## EXCERPT TO READ
Pointers from Piedra
Story and Photos Contributed by Ruffwear Ambassador Krissy Moehl
They say, whoever they is, that the right dog will come into your life when you are ready for it. For 10 years I talked, and dreamed, and thought about having a dog. A four-legged bud to run trails with, a pup to accompany me on road trips, and a fuzzy body to warm my feet while I worked from home. Last fall as I closed in on a full 10 years of longing for a dog, I put a Christmas deadline on myself: if I didn’t find a pup by Christmas 2016 then I needed to stop talking about it and realize that I really wasn’t living a life that could accommodate a dog. Sounds harsh, but 10 years is a long time of traveling the world, moving homes – 11 times in 11 years – and balancing a schedule that was anything but dog friendly. But, I now own a home that has access to trails. I moved closer to where I grew up and am spending a Local Year getting to know my region. The timing felt right. I wanted to have that I just knew it when I saw her moment. And I did.

## STATED GOAL 1
Write out the listing verbatim from its first line through the line containing "step-s1-curve xyxy=(73,48,223,108)", including both of those lines.
## STATED GOAL 2
Extend the account of finding a dog, picking up right after its final sentence.
The passage above and the listing that follows are unrelated material.

## DATA SUPPLIED
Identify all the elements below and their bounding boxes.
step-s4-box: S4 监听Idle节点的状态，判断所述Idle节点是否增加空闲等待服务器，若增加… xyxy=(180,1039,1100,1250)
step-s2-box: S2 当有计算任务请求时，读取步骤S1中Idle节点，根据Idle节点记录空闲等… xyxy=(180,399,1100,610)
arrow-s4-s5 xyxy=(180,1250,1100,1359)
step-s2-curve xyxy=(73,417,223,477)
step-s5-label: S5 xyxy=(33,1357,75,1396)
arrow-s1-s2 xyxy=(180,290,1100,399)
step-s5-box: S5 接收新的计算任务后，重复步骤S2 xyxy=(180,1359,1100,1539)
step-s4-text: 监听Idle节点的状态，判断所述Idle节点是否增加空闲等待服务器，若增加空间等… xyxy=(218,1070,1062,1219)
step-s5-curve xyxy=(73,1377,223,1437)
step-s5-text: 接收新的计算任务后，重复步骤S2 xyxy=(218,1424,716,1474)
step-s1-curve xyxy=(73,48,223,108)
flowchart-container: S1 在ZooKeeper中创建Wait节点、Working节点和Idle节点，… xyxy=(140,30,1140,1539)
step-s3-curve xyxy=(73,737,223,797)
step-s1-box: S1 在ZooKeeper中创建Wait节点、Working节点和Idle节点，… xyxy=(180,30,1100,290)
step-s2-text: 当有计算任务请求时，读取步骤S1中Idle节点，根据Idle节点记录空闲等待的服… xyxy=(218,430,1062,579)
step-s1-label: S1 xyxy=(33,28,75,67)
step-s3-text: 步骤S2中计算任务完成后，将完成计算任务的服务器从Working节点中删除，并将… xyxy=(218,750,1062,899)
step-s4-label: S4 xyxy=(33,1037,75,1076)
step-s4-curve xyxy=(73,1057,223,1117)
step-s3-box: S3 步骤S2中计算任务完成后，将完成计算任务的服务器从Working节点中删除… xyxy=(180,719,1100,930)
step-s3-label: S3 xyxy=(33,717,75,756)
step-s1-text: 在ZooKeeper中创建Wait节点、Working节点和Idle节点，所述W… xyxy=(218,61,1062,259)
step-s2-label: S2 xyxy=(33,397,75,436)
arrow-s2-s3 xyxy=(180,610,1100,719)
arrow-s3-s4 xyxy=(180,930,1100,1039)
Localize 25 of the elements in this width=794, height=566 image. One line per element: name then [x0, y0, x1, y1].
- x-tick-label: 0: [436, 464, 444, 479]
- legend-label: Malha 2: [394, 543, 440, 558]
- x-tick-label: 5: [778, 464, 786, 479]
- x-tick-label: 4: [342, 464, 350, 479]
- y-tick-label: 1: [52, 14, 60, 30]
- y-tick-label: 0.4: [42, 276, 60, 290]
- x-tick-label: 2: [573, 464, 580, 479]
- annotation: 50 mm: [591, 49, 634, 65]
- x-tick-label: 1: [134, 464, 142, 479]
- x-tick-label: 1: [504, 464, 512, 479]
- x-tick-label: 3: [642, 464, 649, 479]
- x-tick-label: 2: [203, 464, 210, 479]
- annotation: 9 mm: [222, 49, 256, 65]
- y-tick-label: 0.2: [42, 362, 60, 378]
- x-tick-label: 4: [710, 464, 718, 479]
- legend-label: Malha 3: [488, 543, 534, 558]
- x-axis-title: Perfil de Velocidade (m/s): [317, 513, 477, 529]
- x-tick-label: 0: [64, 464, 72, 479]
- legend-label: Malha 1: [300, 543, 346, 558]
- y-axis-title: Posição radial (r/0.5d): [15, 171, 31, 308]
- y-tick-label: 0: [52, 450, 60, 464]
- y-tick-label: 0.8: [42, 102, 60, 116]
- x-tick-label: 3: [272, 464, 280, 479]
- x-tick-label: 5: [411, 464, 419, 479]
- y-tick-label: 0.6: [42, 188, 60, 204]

## REPLY 1
Identify all the elements below and their bounding boxes.
step-s4-box: S4 监听Idle节点的状态，判断所述Idle节点是否增加空闲等待服务器，若增加… xyxy=(180,1039,1100,1250)
step-s2-box: S2 当有计算任务请求时，读取步骤S1中Idle节点，根据Idle节点记录空闲等… xyxy=(180,399,1100,610)
arrow-s4-s5 xyxy=(180,1250,1100,1359)
step-s2-curve xyxy=(73,417,223,477)
step-s5-label: S5 xyxy=(33,1357,75,1396)
arrow-s1-s2 xyxy=(180,290,1100,399)
step-s5-box: S5 接收新的计算任务后，重复步骤S2 xyxy=(180,1359,1100,1539)
step-s4-text: 监听Idle节点的状态，判断所述Idle节点是否增加空闲等待服务器，若增加空间等… xyxy=(218,1070,1062,1219)
step-s5-curve xyxy=(73,1377,223,1437)
step-s5-text: 接收新的计算任务后，重复步骤S2 xyxy=(218,1424,716,1474)
step-s1-curve xyxy=(73,48,223,108)

## REPLY 2
The fall was full of dog searches, Humane Society visits and even approaching stray dogs, “Are you my pup?” I knew I wanted a girl dog. It’d be great if she was at least a year old. I was happy to find a mixed breed, small to medium sized. Her name, Piedra, came to me about a month before we met. I was running down the Fragrance Lake trail, which is along the Chuckanut 50k course. While bouncing over the rocks my mind wandered along a spaghetti-like train of thought. What would it be like to share the trails with my pup? What will she look like? What will I call her? And as I landed firmly on a rock step, it hit me. Piedra. Piedra means rock or stone in Spanish, and is a feminine noun. I received a minor in Spanish at the University of Washington and liked the connection. Add my love of trail running, the rocks that make up the technical trails where I live, and the stable visual a rock offers. I felt like I found a perfect name. When people told me about owning a dog and the impact that unconditional love and consistency a dog has in one’s life, my little rock, Piedra, felt appropriate.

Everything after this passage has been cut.